> _Task brief_: Your task is to repeat the listing exactly.

Entries taken from a collection
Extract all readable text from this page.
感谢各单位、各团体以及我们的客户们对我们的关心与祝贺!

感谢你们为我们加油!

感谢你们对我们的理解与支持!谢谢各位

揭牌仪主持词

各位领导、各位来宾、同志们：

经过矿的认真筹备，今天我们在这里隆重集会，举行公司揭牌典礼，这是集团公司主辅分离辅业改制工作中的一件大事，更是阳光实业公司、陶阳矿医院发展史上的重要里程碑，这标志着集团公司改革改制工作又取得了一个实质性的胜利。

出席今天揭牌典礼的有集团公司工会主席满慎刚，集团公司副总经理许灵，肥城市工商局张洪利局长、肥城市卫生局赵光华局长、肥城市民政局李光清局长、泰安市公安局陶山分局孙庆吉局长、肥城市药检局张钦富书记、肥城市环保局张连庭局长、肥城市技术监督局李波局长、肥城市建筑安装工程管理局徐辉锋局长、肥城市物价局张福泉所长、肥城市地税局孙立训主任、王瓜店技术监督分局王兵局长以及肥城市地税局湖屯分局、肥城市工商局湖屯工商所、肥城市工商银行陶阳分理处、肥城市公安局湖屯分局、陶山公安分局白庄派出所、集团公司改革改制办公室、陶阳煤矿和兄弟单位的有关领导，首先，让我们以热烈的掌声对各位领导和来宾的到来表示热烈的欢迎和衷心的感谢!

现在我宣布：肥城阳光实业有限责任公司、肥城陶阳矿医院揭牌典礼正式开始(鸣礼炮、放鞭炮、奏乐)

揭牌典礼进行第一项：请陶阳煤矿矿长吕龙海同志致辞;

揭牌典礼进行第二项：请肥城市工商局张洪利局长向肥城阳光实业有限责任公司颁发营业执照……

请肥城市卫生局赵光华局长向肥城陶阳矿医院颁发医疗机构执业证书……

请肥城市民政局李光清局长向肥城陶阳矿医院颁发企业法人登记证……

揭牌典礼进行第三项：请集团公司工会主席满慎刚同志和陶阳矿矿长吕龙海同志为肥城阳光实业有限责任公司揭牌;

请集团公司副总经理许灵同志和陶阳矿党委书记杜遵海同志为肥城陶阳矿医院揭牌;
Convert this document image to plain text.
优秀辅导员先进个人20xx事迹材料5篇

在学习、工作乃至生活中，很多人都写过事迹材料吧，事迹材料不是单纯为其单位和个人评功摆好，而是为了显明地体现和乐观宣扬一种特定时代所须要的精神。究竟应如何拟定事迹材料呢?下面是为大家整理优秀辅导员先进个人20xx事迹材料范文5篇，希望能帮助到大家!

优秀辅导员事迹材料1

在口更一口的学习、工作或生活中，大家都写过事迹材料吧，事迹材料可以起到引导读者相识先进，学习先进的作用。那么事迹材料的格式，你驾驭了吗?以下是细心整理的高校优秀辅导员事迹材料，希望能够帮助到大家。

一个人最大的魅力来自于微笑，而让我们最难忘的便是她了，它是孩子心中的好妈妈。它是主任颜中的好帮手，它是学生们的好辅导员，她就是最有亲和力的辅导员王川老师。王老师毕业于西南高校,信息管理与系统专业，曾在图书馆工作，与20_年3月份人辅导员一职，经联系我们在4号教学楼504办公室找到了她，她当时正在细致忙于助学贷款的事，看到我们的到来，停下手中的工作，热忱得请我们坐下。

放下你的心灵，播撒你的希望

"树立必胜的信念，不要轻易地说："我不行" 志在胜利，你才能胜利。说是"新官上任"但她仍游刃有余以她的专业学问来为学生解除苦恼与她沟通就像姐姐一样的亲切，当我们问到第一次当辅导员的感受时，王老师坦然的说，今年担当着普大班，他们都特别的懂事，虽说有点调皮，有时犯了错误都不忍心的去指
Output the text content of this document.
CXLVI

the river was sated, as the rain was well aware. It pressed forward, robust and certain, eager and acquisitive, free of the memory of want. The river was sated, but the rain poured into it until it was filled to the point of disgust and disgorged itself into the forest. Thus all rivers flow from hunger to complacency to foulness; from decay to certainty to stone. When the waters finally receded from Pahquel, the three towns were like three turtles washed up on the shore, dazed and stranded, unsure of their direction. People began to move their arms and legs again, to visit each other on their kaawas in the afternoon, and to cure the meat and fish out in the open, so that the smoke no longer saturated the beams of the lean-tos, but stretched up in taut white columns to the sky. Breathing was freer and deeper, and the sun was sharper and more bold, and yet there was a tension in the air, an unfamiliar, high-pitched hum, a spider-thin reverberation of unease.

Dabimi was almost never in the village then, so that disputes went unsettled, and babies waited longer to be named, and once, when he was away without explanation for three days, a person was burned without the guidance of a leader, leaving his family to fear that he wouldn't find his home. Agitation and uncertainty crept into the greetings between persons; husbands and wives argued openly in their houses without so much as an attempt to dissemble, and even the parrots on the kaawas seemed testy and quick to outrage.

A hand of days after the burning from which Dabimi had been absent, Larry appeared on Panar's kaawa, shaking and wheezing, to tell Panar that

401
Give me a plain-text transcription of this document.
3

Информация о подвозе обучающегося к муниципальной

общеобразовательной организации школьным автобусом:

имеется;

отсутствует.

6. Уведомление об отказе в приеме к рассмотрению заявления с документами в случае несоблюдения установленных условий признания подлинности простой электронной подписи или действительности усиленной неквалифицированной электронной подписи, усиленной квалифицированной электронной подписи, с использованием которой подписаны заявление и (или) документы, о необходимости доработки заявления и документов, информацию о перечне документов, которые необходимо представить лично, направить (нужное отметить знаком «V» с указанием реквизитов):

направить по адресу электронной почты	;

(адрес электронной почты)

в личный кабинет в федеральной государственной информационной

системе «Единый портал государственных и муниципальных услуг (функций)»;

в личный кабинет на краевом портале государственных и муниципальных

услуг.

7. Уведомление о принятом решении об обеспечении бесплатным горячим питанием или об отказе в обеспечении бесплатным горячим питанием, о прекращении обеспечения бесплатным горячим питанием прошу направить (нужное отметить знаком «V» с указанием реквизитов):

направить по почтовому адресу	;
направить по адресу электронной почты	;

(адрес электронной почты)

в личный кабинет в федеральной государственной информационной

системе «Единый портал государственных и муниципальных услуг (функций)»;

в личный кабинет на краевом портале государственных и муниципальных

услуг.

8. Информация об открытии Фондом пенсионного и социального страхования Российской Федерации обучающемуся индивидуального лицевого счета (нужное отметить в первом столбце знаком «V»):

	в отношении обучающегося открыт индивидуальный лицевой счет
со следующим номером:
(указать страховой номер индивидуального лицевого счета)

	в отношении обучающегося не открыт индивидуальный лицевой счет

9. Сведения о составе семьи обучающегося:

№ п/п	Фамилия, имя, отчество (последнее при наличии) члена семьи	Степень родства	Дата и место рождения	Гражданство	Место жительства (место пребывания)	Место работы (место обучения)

> _Result of the exercise_:
Extract all readable text from this page.
感谢各单位、各团体以及我们的客户们对我们的关心与祝贺!

感谢你们为我们加油!

感谢你们对我们的理解与支持!谢谢各位

揭牌仪主持词

各位领导、各位来宾、同志们：

经过矿的认真筹备，今天我们在这里隆重集会，举行公司揭牌典礼，这是集团公司主辅分离辅业改制工作中的一件大事，更是阳光实业公司、陶阳矿医院发展史上的重要里程碑，这标志着集团公司改革改制工作又取得了一个实质性的胜利。

出席今天揭牌典礼的有集团公司工会主席满慎刚，集团公司副总经理许灵，肥城市工商局张洪利局长、肥城市卫生局赵光华局长、肥城市民政局李光清局长、泰安市公安局陶山分局孙庆吉局长、肥城市药检局张钦富书记、肥城市环保局张连庭局长、肥城市技术监督局李波局长、肥城市建筑安装工程管理局徐辉锋局长、肥城市物价局张福泉所长、肥城市地税局孙立训主任、王瓜店技术监督分局王兵局长以及肥城市地税局湖屯分局、肥城市工商局湖屯工商所、肥城市工商银行陶阳分理处、肥城市公安局湖屯分局、陶山公安分局白庄派出所、集团公司改革改制办公室、陶阳煤矿和兄弟单位的有关领导，首先，让我们以热烈的掌声对各位领导和来宾的到来表示热烈的欢迎和衷心的感谢!

现在我宣布：肥城阳光实业有限责任公司、肥城陶阳矿医院揭牌典礼正式开始(鸣礼炮、放鞭炮、奏乐)

揭牌典礼进行第一项：请陶阳煤矿矿长吕龙海同志致辞;

揭牌典礼进行第二项：请肥城市工商局张洪利局长向肥城阳光实业有限责任公司颁发营业执照……

请肥城市卫生局赵光华局长向肥城陶阳矿医院颁发医疗机构执业证书……

请肥城市民政局李光清局长向肥城陶阳矿医院颁发企业法人登记证……

揭牌典礼进行第三项：请集团公司工会主席满慎刚同志和陶阳矿矿长吕龙海同志为肥城阳光实业有限责任公司揭牌;

请集团公司副总经理许灵同志和陶阳矿党委书记杜遵海同志为肥城陶阳矿医院揭牌;
Convert this document image to plain text.
优秀辅导员先进个人20xx事迹材料5篇

在学习、工作乃至生活中，很多人都写过事迹材料吧，事迹材料不是单纯为其单位和个人评功摆好，而是为了显明地体现和乐观宣扬一种特定时代所须要的精神。究竟应如何拟定事迹材料呢?下面是为大家整理优秀辅导员先进个人20xx事迹材料范文5篇，希望能帮助到大家!

优秀辅导员事迹材料1

在口更一口的学习、工作或生活中，大家都写过事迹材料吧，事迹材料可以起到引导读者相识先进，学习先进的作用。那么事迹材料的格式，你驾驭了吗?以下是细心整理的高校优秀辅导员事迹材料，希望能够帮助到大家。

一个人最大的魅力来自于微笑，而让我们最难忘的便是她了，它是孩子心中的好妈妈。它是主任颜中的好帮手，它是学生们的好辅导员，她就是最有亲和力的辅导员王川老师。王老师毕业于西南高校,信息管理与系统专业，曾在图书馆工作，与20_年3月份人辅导员一职，经联系我们在4号教学楼504办公室找到了她，她当时正在细致忙于助学贷款的事，看到我们的到来，停下手中的工作，热忱得请我们坐下。

放下你的心灵，播撒你的希望

"树立必胜的信念，不要轻易地说："我不行" 志在胜利，你才能胜利。说是"新官上任"但她仍游刃有余以她的专业学问来为学生解除苦恼与她沟通就像姐姐一样的亲切，当我们问到第一次当辅导员的感受时，王老师坦然的说，今年担当着普大班，他们都特别的懂事，虽说有点调皮，有时犯了错误都不忍心的去指
Output the text content of this document.
CXLVI

the river was sated, as the rain was well aware. It pressed forward, robust and certain, eager and acquisitive, free of the memory of want. The river was sated, but the rain poured into it until it was filled to the point of disgust and disgorged itself into the forest. Thus all rivers flow from hunger to complacency to foulness; from decay to certainty to stone. When the waters finally receded from Pahquel, the three towns were like three turtles washed up on the shore, dazed and stranded, unsure of their direction. People began to move their arms and legs again, to visit each other on their kaawas in the afternoon, and to cure the meat and fish out in the open, so that the smoke no longer saturated the beams of the lean-tos, but stretched up in taut white columns to the sky. Breathing was freer and deeper, and the sun was sharper and more bold, and yet there was a tension in the air, an unfamiliar, high-pitched hum, a spider-thin reverberation of unease.

Dabimi was almost never in the village then, so that disputes went unsettled, and babies waited longer to be named, and once, when he was away without explanation for three days, a person was burned without the guidance of a leader, leaving his family to fear that he wouldn't find his home. Agitation and uncertainty crept into the greetings between persons; husbands and wives argued openly in their houses without so much as an attempt to dissemble, and even the parrots on the kaawas seemed testy and quick to outrage.

A hand of days after the burning from which Dabimi had been absent, Larry appeared on Panar's kaawa, shaking and wheezing, to tell Panar that

401
Give me a plain-text transcription of this document.
3

Информация о подвозе обучающегося к муниципальной

общеобразовательной организации школьным автобусом:

имеется;

отсутствует.

6. Уведомление об отказе в приеме к рассмотрению заявления с документами в случае несоблюдения установленных условий признания подлинности простой электронной подписи или действительности усиленной неквалифицированной электронной подписи, усиленной квалифицированной электронной подписи, с использованием которой подписаны заявление и (или) документы, о необходимости доработки заявления и документов, информацию о перечне документов, которые необходимо представить лично, направить (нужное отметить знаком «V» с указанием реквизитов):

направить по адресу электронной почты	;

(адрес электронной почты)

в личный кабинет в федеральной государственной информационной

системе «Единый портал государственных и муниципальных услуг (функций)»;

в личный кабинет на краевом портале государственных и муниципальных

услуг.

7. Уведомление о принятом решении об обеспечении бесплатным горячим питанием или об отказе в обеспечении бесплатным горячим питанием, о прекращении обеспечения бесплатным горячим питанием прошу направить (нужное отметить знаком «V» с указанием реквизитов):

направить по почтовому адресу	;
направить по адресу электронной почты	;

(адрес электронной почты)

в личный кабинет в федеральной государственной информационной

системе «Единый портал государственных и муниципальных услуг (функций)»;

в личный кабинет на краевом портале государственных и муниципальных

услуг.

8. Информация об открытии Фондом пенсионного и социального страхования Российской Федерации обучающемуся индивидуального лицевого счета (нужное отметить в первом столбце знаком «V»):

	в отношении обучающегося открыт индивидуальный лицевой счет
со следующим номером:
(указать страховой номер индивидуального лицевого счета)

	в отношении обучающегося не открыт индивидуальный лицевой счет

9. Сведения о составе семьи обучающегося:

№ п/п	Фамилия, имя, отчество (последнее при наличии) члена семьи	Степень родства	Дата и место рождения	Гражданство	Место жительства (место пребывания)	Место работы (место обучения)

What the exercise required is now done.